Material for this task.
__________________________________________________

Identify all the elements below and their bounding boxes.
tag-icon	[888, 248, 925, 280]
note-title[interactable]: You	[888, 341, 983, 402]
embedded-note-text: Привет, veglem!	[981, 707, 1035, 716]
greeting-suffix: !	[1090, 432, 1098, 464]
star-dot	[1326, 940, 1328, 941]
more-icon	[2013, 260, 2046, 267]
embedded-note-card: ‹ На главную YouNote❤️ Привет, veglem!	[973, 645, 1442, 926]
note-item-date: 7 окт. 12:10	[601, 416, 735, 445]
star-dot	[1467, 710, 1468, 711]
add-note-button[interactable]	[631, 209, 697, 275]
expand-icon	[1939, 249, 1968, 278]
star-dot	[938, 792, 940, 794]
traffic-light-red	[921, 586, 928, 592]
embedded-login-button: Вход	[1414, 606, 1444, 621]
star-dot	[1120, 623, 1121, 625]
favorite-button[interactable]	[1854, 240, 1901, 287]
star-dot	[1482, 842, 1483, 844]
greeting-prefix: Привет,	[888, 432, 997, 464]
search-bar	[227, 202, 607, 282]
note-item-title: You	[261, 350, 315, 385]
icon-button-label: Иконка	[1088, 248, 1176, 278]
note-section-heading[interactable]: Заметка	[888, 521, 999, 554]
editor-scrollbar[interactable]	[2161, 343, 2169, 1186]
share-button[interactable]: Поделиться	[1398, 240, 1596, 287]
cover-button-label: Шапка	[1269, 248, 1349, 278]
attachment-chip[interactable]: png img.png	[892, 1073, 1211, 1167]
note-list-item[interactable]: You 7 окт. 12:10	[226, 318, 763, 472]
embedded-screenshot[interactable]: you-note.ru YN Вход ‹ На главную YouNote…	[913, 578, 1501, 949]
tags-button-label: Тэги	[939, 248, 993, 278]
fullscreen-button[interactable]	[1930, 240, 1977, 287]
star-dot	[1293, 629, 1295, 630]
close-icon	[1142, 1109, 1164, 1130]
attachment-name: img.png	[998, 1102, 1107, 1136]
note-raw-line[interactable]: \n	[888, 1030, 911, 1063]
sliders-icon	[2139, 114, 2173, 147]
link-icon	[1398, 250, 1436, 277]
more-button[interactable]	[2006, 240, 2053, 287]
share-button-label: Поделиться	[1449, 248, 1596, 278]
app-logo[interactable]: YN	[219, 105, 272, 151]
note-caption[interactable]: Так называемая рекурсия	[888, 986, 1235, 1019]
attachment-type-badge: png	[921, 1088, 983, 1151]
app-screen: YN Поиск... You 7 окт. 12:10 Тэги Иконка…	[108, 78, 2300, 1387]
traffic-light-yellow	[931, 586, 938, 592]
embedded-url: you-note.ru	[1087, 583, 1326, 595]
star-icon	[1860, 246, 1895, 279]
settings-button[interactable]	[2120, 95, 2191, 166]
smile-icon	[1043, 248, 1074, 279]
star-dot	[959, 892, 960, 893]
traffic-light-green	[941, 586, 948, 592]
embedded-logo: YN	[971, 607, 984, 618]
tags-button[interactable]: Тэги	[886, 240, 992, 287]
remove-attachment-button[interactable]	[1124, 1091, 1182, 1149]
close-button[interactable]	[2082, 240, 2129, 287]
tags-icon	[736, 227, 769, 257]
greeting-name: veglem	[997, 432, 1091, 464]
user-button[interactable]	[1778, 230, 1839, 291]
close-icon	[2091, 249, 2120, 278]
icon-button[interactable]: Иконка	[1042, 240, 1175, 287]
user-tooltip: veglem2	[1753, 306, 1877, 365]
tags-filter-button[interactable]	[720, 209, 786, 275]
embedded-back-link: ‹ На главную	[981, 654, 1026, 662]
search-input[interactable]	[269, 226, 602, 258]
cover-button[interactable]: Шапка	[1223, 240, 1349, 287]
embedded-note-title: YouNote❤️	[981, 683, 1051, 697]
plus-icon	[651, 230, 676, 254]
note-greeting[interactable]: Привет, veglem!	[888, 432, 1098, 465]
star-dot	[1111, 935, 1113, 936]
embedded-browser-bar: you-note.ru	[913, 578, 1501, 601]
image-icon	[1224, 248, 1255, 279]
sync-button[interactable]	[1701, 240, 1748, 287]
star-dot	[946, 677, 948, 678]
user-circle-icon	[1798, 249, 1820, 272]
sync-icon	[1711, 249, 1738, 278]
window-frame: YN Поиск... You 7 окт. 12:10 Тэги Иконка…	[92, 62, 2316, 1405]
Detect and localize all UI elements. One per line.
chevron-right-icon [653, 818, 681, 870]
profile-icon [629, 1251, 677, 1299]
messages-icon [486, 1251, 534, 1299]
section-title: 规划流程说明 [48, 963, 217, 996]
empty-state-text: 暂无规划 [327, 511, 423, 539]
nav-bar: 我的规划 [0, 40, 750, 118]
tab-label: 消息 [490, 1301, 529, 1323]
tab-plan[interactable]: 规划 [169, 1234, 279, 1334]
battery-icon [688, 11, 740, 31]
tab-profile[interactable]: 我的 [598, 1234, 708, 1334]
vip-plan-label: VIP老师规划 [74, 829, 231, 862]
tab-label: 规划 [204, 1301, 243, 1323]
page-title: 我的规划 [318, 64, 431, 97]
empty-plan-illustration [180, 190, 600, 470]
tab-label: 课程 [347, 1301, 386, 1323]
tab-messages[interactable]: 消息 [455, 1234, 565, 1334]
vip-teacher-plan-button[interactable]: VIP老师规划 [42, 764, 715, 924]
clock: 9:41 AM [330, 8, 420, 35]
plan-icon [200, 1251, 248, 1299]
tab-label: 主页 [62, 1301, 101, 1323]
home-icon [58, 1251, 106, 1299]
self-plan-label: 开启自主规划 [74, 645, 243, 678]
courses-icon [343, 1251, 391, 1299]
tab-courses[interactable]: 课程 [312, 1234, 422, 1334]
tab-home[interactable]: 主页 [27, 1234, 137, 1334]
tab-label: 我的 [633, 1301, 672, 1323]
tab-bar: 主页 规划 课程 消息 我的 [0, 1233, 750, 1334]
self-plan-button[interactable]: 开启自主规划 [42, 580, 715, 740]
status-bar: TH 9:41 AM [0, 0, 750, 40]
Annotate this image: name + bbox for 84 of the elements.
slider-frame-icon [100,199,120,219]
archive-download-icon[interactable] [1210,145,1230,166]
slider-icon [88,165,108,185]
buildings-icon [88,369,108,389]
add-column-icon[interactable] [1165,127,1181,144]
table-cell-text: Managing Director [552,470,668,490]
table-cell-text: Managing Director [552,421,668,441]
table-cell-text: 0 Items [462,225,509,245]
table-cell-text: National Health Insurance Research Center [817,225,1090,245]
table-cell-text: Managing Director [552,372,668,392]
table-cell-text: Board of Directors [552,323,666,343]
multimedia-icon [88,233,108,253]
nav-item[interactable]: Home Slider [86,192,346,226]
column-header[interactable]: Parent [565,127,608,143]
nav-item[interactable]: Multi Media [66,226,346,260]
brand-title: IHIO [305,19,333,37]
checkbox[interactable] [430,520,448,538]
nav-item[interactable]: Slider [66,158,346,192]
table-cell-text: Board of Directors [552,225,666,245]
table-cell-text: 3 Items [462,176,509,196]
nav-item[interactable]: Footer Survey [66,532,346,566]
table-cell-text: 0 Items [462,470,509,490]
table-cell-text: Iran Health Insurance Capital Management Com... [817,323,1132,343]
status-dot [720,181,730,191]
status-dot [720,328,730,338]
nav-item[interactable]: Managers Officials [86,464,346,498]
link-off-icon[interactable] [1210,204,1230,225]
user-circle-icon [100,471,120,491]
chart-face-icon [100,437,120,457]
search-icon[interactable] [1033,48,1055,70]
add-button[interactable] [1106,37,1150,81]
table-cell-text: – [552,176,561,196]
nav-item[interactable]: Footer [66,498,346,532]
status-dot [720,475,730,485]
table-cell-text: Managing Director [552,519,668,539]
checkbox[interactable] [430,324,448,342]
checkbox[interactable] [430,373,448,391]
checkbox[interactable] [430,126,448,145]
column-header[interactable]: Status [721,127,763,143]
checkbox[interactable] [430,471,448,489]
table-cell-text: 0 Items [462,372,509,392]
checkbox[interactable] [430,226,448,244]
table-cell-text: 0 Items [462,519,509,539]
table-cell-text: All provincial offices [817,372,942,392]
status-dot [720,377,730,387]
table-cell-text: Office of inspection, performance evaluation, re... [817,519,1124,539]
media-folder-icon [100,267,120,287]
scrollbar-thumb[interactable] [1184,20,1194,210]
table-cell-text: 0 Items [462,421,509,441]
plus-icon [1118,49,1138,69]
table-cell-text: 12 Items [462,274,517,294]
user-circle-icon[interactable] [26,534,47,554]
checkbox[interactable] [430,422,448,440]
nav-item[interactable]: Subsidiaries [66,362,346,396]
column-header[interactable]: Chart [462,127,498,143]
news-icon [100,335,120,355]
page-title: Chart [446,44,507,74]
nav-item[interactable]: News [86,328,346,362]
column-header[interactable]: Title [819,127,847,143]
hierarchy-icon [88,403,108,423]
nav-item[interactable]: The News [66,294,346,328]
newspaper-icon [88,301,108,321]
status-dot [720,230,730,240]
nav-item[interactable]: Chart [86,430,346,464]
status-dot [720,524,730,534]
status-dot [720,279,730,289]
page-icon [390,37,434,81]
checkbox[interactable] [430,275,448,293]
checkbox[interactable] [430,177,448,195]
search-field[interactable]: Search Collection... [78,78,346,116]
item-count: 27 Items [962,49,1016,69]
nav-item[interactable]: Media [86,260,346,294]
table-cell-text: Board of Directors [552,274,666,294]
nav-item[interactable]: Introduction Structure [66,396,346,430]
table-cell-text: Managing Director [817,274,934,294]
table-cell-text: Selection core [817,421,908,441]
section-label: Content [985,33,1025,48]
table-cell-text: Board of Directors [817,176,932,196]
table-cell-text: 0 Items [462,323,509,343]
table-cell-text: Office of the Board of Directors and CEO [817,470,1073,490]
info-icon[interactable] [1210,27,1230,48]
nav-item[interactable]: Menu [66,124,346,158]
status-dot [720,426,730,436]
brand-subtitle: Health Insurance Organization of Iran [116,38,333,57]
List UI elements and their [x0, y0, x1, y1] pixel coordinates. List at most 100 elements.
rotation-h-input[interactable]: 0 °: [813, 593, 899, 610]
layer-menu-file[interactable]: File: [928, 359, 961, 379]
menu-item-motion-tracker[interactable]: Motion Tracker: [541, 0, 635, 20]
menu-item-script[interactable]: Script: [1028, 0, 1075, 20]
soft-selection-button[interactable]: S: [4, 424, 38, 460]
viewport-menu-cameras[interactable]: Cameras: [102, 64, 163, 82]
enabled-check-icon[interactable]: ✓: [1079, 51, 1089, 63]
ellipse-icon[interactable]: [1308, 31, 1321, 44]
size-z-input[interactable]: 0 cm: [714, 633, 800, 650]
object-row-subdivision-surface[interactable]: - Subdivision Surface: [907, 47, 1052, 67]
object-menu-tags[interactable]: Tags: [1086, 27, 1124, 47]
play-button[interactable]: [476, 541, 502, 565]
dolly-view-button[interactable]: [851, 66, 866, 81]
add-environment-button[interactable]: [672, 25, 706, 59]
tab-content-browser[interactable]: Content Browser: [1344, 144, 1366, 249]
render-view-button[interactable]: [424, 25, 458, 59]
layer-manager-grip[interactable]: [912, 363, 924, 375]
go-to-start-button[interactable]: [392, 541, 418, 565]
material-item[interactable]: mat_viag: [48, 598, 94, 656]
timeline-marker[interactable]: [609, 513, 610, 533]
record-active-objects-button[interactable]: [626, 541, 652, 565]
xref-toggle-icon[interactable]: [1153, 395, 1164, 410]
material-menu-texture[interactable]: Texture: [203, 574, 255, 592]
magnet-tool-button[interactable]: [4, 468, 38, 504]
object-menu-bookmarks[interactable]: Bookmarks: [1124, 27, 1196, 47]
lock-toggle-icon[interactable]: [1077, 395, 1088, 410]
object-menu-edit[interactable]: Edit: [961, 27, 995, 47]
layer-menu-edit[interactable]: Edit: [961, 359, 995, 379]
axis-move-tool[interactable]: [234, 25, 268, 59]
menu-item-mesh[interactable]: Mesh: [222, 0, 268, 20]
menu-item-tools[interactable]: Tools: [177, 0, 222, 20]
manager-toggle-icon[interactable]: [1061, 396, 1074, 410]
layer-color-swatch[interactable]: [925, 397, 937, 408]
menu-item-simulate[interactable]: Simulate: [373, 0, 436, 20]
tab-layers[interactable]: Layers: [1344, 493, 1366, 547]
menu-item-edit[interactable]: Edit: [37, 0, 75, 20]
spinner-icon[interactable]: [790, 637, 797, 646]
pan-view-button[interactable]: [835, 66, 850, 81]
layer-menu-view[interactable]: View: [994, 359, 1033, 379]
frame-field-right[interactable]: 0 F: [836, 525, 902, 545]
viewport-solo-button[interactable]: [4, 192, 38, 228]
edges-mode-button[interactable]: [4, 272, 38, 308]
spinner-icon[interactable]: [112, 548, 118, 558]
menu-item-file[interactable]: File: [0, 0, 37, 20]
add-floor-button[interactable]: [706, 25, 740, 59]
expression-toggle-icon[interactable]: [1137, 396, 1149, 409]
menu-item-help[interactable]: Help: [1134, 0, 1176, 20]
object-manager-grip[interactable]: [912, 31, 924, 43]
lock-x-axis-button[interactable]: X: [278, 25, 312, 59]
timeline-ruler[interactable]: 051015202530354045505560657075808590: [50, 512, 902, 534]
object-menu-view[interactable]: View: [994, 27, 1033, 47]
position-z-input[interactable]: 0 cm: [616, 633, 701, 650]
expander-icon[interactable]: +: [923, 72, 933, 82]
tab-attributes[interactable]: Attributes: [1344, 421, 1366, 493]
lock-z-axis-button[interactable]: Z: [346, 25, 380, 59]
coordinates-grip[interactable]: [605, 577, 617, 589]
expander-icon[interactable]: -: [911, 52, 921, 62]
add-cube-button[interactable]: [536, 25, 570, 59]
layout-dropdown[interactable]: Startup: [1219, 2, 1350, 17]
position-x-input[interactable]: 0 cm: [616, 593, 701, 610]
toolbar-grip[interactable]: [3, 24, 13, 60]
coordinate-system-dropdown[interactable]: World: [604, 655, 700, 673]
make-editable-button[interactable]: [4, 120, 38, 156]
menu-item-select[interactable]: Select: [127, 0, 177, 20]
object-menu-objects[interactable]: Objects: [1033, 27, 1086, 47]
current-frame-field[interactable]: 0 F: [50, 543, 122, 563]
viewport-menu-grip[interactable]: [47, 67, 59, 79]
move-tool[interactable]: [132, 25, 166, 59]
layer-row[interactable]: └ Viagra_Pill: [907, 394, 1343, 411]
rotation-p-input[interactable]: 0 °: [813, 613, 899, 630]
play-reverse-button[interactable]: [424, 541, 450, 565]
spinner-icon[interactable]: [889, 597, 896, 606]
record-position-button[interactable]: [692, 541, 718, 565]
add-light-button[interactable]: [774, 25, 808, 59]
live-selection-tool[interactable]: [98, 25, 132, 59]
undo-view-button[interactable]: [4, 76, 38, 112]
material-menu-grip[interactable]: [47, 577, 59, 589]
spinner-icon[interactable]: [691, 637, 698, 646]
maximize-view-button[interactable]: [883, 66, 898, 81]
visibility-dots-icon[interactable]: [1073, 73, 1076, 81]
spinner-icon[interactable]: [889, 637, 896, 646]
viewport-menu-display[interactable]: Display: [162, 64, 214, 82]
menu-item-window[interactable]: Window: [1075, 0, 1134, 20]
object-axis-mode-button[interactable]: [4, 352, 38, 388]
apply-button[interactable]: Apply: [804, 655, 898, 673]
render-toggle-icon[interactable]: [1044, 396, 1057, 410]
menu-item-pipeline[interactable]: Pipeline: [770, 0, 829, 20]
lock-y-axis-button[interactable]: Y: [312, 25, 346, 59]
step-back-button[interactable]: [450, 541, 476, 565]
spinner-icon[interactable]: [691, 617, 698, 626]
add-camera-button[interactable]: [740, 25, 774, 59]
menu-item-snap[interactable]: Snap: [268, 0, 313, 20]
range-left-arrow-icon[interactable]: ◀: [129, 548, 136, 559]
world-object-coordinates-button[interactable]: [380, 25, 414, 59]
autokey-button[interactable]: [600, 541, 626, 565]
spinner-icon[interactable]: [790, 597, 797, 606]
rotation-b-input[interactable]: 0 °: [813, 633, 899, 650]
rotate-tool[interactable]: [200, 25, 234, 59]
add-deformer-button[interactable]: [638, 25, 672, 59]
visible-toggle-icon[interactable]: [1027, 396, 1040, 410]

__________________________________________________

Exercise description.
Recast the stretch of the listing from its start through the line containing "623, 1121, 625]" as a JSON list of strings, with one string per line and blank lines left out.

Output for this task.
[
  "Identify all the elements below and their bounding boxes.",
  "tag-icon\t[888, 248, 925, 280]",
  "note-title[interactable]: You\t[888, 341, 983, 402]",
  "embedded-note-text: Привет, veglem!\t[981, 707, 1035, 716]",
  "greeting-suffix: !\t[1090, 432, 1098, 464]",
  "star-dot\t[1326, 940, 1328, 941]",
  "more-icon\t[2013, 260, 2046, 267]",
  "embedded-note-card: ‹ На главную YouNote❤️ Привет, veglem!\t[973, 645, 1442, 926]",
  "note-item-date: 7 окт. 12:10\t[601, 416, 735, 445]",
  "star-dot\t[1467, 710, 1468, 711]",
  "add-note-button[interactable]\t[631, 209, 697, 275]",
  "expand-icon\t[1939, 249, 1968, 278]",
  "star-dot\t[938, 792, 940, 794]",
  "traffic-light-red\t[921, 586, 928, 592]",
  "embedded-login-button: Вход\t[1414, 606, 1444, 621]",
  "star-dot\t[1120, 623, 1121, 625]"
]